__Stated problem__: Copy every line of the data in which the word "ObjectProvider" occurs.

--------------------

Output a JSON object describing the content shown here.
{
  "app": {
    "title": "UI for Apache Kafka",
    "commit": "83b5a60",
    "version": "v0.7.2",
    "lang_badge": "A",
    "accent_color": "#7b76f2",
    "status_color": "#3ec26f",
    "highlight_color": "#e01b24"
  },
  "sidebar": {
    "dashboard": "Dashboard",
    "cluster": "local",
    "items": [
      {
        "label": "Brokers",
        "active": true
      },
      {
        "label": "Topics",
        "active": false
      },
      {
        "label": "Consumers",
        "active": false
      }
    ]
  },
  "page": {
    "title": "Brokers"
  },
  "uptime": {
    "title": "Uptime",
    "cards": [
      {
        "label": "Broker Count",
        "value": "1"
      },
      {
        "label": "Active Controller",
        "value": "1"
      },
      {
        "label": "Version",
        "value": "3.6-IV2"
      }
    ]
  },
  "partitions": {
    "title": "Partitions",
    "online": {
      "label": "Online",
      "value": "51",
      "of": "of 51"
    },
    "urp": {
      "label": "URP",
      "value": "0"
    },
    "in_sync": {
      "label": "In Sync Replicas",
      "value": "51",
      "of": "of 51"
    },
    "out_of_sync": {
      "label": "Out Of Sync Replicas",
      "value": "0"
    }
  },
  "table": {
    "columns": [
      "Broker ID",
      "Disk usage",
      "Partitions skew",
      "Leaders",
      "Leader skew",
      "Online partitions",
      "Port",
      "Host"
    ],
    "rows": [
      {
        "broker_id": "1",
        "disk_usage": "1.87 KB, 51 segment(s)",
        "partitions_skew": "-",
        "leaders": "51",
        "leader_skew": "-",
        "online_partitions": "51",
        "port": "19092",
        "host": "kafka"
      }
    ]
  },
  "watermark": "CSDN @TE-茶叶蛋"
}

--------------------

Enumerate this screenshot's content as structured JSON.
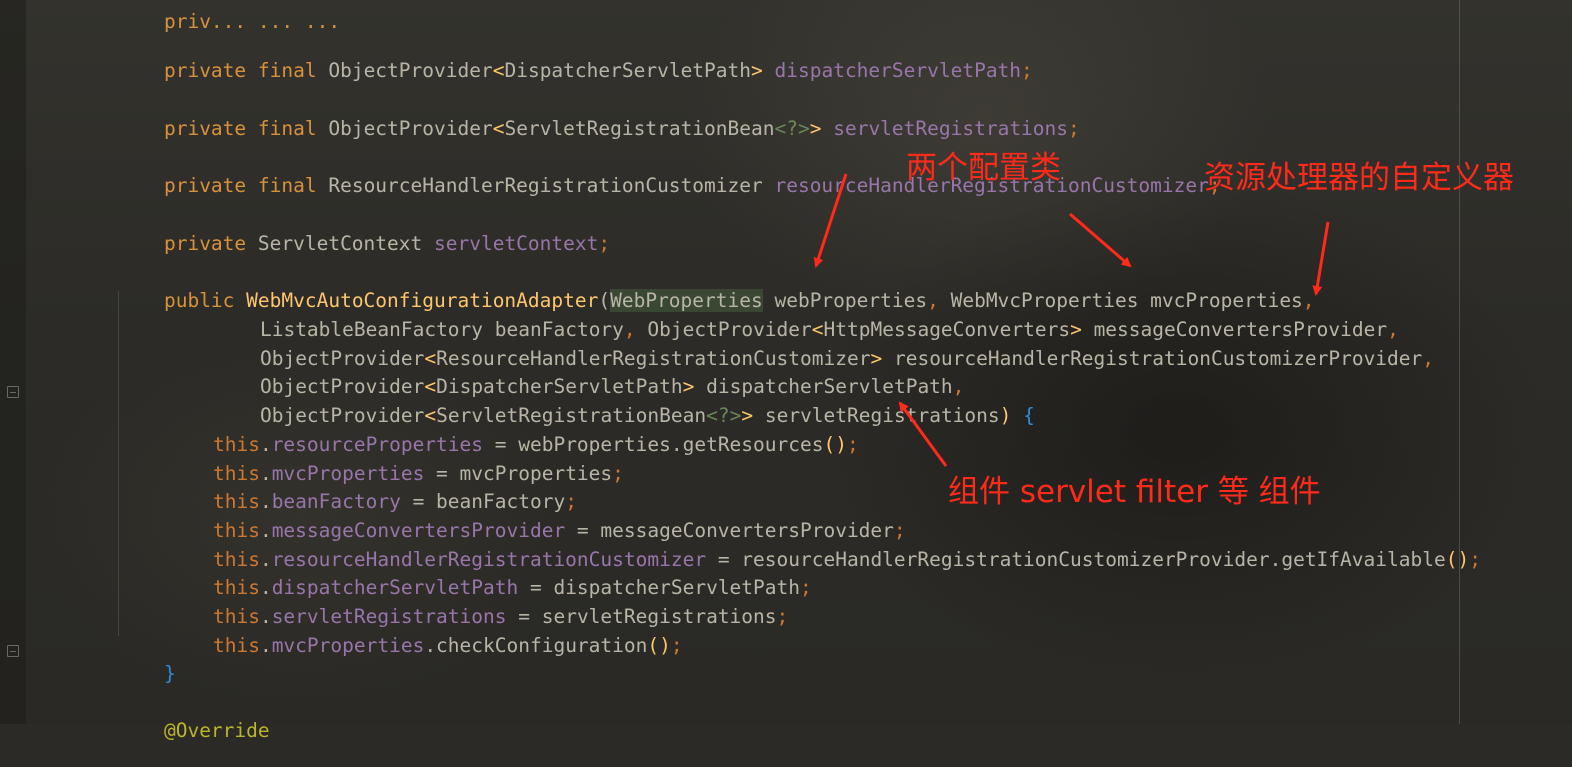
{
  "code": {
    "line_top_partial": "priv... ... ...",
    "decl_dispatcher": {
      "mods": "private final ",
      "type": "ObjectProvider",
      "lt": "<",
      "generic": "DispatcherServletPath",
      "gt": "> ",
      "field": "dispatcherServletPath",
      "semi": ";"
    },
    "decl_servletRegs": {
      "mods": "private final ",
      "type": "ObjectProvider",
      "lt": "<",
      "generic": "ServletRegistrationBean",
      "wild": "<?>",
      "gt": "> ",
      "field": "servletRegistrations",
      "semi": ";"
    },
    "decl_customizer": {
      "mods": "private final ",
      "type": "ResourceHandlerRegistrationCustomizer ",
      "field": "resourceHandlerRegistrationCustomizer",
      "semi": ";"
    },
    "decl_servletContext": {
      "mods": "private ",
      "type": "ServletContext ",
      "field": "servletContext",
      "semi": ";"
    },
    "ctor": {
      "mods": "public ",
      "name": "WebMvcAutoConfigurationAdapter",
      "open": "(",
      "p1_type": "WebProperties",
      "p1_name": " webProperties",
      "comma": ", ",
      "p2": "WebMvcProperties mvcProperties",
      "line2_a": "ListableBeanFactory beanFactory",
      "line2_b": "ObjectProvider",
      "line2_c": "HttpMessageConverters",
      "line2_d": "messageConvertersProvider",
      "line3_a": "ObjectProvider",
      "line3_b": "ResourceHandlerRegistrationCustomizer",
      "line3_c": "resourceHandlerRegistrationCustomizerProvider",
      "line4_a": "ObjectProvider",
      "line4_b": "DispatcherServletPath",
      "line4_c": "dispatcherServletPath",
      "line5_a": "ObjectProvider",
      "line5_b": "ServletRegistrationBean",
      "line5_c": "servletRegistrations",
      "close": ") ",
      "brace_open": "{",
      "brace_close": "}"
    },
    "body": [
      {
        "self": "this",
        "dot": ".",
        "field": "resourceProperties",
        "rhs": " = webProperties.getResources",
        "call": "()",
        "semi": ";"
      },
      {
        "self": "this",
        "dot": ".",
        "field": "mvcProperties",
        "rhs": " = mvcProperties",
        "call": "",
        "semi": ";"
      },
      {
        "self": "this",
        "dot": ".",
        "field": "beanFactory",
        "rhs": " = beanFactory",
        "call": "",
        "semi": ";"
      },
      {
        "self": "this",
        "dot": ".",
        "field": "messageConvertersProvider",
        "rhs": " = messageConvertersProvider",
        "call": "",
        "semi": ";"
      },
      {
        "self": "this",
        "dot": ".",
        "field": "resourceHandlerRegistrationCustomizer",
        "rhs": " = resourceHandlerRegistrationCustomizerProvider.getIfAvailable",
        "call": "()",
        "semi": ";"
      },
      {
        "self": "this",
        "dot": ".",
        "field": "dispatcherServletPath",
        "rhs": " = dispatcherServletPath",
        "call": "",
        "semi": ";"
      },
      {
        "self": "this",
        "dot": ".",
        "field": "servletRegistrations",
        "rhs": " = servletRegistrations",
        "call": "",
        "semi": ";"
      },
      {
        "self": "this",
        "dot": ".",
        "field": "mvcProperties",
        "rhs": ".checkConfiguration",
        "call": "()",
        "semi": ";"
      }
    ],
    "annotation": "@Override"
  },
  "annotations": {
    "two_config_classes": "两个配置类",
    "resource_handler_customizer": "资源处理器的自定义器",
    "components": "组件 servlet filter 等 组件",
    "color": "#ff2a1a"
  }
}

--------------------

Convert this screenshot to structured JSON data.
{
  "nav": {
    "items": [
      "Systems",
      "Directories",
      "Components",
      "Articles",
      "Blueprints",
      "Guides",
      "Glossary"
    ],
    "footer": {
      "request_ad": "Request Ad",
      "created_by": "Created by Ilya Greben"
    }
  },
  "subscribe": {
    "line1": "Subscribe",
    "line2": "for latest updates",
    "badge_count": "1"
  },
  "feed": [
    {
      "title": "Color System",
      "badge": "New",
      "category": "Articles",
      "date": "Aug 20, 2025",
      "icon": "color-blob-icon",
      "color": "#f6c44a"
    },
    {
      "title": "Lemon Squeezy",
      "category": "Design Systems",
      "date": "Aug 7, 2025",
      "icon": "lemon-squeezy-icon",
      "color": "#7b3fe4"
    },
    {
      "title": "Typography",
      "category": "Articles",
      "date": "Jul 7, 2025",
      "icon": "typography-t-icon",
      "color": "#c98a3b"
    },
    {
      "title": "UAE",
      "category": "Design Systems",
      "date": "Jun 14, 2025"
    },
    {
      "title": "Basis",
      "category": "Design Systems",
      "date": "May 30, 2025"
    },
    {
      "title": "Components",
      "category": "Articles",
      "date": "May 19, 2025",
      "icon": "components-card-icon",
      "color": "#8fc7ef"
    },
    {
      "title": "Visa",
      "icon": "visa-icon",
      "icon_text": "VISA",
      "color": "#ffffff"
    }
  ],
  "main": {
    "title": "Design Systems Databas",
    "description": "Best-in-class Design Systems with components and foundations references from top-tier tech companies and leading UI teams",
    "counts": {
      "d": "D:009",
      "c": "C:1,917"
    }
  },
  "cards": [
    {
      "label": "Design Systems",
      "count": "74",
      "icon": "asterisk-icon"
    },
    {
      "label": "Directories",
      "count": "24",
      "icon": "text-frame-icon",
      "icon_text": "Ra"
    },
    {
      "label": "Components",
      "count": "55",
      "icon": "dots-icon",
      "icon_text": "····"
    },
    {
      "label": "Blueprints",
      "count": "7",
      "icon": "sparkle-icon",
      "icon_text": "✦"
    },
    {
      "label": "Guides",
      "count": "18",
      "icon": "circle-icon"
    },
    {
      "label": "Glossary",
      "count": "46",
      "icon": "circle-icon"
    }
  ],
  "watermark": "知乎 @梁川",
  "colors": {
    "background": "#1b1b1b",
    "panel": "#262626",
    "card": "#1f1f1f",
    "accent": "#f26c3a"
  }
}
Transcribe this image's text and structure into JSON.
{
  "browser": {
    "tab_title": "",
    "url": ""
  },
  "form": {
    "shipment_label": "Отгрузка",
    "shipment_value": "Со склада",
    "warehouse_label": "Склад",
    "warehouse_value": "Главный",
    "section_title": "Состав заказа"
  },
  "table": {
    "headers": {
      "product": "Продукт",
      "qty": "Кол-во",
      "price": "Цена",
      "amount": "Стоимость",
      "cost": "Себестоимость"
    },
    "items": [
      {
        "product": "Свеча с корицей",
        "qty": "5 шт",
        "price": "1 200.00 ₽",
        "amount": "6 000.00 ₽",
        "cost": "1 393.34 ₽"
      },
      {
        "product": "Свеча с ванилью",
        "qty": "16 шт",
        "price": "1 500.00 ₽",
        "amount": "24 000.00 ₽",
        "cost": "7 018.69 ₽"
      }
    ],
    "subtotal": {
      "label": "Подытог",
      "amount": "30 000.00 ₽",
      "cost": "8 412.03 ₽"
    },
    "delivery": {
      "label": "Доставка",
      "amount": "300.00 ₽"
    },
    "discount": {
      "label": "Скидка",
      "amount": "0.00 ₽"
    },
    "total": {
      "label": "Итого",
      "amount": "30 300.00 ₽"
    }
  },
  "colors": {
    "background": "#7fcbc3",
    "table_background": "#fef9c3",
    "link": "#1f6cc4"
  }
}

--------------------

__Output__:
      "type": "ObjectProvider",
      "type": "ObjectProvider",
      "line2_b": "ObjectProvider",
      "line3_a": "ObjectProvider",
      "line4_a": "ObjectProvider",
      "line5_a": "ObjectProvider",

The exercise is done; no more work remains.